**SHORT EXERCISE**
Read through the records below and copy each line that uses the word "PERTO".

**LISTED RECORDS**
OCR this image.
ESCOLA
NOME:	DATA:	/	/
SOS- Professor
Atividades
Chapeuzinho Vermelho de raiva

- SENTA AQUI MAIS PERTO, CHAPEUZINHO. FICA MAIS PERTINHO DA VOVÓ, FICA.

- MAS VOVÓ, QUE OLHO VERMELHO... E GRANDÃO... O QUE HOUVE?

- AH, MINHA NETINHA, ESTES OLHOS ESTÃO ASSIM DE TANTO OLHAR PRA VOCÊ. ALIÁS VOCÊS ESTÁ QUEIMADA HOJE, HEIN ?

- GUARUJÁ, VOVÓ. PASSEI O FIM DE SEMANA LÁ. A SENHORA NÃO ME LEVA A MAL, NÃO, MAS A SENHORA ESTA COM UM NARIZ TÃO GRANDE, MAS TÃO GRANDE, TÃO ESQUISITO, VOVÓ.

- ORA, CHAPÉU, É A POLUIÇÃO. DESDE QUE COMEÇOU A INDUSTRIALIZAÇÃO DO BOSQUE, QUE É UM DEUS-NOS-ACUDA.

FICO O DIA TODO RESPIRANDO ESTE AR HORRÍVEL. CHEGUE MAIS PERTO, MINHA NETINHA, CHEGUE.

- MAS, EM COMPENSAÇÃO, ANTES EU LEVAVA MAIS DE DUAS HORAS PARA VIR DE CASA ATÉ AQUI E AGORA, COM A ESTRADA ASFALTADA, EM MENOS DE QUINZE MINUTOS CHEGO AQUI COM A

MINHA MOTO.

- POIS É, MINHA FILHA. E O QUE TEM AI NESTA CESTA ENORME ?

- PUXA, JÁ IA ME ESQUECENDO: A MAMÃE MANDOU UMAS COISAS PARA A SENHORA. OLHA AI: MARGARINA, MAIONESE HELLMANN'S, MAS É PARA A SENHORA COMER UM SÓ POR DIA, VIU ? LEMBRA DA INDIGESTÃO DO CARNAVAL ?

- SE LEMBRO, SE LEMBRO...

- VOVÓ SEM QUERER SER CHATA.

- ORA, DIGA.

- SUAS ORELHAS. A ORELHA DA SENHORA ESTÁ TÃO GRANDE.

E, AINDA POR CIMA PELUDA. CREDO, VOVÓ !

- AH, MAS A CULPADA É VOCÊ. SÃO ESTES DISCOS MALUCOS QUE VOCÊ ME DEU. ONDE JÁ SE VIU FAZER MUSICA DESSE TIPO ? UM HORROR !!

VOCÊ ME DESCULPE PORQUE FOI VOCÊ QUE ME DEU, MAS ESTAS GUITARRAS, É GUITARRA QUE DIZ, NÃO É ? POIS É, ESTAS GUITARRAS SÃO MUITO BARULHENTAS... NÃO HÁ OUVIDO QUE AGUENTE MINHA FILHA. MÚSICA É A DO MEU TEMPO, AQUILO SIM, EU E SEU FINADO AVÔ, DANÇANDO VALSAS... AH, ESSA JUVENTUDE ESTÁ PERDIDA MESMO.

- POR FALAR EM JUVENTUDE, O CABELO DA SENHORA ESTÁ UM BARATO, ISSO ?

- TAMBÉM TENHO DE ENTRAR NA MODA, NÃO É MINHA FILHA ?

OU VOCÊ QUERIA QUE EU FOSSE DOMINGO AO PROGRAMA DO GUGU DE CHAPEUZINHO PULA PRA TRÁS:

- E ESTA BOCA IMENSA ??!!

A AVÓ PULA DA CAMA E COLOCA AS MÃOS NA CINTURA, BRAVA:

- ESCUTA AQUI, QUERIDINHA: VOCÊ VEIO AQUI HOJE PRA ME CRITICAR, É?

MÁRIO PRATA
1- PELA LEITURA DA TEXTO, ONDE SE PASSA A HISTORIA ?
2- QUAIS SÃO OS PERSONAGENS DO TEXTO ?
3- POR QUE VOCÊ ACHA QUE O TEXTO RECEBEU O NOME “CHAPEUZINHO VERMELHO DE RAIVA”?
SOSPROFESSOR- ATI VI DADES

**WRITTEN RESPONSE**
- SENTA AQUI MAIS PERTO, CHAPEUZINHO. FICA MAIS PERTINHO DA VOVÓ, FICA.
FICO O DIA TODO RESPIRANDO ESTE AR HORRÍVEL. CHEGUE MAIS PERTO, MINHA NETINHA, CHEGUE.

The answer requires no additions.